#### Lignes d'un jeu de données de mise en page:
━━━━
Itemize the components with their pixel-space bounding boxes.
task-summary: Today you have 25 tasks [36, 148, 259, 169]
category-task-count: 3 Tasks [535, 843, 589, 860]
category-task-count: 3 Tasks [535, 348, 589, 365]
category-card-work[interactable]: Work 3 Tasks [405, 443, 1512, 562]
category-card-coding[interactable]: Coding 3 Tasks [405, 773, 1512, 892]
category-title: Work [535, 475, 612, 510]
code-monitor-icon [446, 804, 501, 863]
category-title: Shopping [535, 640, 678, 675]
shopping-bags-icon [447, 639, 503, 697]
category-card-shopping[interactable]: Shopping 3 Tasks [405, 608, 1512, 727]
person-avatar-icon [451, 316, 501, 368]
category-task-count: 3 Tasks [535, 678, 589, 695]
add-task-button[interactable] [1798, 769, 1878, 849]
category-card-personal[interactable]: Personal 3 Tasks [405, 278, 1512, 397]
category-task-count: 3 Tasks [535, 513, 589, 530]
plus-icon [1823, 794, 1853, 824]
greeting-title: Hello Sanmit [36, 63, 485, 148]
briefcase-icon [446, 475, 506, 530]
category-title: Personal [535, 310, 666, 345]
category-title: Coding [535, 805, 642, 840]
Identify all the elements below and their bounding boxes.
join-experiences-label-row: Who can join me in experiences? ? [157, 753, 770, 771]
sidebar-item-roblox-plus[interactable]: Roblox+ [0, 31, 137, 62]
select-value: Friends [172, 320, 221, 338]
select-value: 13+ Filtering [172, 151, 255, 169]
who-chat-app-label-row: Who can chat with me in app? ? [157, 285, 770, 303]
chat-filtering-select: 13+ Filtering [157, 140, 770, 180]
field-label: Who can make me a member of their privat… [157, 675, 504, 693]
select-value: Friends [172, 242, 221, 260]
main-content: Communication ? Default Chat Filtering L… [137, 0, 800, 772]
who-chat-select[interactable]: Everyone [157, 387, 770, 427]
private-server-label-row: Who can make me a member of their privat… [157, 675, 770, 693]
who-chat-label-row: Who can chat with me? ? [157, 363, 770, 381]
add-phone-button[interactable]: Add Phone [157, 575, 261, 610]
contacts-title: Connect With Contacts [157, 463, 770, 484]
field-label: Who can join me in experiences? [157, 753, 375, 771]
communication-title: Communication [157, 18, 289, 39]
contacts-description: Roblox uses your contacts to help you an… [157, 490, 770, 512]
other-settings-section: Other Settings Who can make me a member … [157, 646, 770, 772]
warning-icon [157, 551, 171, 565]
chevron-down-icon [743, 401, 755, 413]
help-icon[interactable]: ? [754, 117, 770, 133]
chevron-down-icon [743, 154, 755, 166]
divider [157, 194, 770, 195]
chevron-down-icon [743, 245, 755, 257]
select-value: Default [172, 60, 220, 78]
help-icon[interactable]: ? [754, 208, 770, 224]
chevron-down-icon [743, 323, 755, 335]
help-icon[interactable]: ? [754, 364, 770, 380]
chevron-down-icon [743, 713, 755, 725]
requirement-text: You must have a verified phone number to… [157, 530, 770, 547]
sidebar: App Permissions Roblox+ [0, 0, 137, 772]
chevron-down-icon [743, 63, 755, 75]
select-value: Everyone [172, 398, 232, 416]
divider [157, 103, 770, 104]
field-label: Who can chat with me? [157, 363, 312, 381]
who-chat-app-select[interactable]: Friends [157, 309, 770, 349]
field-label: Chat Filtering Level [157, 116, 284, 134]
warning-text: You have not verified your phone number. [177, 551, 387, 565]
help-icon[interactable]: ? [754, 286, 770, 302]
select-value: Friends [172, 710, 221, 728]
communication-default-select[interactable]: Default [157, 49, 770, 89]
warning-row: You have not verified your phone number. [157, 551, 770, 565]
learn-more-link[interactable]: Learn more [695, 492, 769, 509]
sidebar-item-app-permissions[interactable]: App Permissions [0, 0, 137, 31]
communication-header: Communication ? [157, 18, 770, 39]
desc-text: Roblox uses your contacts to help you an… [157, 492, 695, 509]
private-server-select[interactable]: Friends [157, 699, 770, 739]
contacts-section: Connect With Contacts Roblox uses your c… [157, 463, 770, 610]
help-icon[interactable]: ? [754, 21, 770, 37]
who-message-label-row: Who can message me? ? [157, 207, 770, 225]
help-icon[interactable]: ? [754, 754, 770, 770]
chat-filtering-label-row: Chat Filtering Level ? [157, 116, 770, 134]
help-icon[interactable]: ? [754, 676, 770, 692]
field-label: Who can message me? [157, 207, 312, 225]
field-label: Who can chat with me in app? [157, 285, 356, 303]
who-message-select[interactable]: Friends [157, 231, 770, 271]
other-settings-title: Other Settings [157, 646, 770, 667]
━━━━
#### ÉNONCÉ:
Recopiez à l'identique les lignes des enregistrements, en partant du début et en allant jusqu'à la ligne qui contient "who-chat-label-row: Who can", celle-ci comprise.

#### RÉSULTAT FINAL:
Itemize the components with their pixel-space bounding boxes.
task-summary: Today you have 25 tasks [36, 148, 259, 169]
category-task-count: 3 Tasks [535, 843, 589, 860]
category-task-count: 3 Tasks [535, 348, 589, 365]
category-card-work[interactable]: Work 3 Tasks [405, 443, 1512, 562]
category-card-coding[interactable]: Coding 3 Tasks [405, 773, 1512, 892]
category-title: Work [535, 475, 612, 510]
code-monitor-icon [446, 804, 501, 863]
category-title: Shopping [535, 640, 678, 675]
shopping-bags-icon [447, 639, 503, 697]
category-card-shopping[interactable]: Shopping 3 Tasks [405, 608, 1512, 727]
person-avatar-icon [451, 316, 501, 368]
category-task-count: 3 Tasks [535, 678, 589, 695]
add-task-button[interactable] [1798, 769, 1878, 849]
category-card-personal[interactable]: Personal 3 Tasks [405, 278, 1512, 397]
category-task-count: 3 Tasks [535, 513, 589, 530]
plus-icon [1823, 794, 1853, 824]
greeting-title: Hello Sanmit [36, 63, 485, 148]
briefcase-icon [446, 475, 506, 530]
category-title: Personal [535, 310, 666, 345]
category-title: Coding [535, 805, 642, 840]
Identify all the elements below and their bounding boxes.
join-experiences-label-row: Who can join me in experiences? ? [157, 753, 770, 771]
sidebar-item-roblox-plus[interactable]: Roblox+ [0, 31, 137, 62]
select-value: Friends [172, 320, 221, 338]
select-value: 13+ Filtering [172, 151, 255, 169]
who-chat-app-label-row: Who can chat with me in app? ? [157, 285, 770, 303]
chat-filtering-select: 13+ Filtering [157, 140, 770, 180]
field-label: Who can make me a member of their privat… [157, 675, 504, 693]
select-value: Friends [172, 242, 221, 260]
main-content: Communication ? Default Chat Filtering L… [137, 0, 800, 772]
who-chat-select[interactable]: Everyone [157, 387, 770, 427]
private-server-label-row: Who can make me a member of their privat… [157, 675, 770, 693]
who-chat-label-row: Who can chat with me? ? [157, 363, 770, 381]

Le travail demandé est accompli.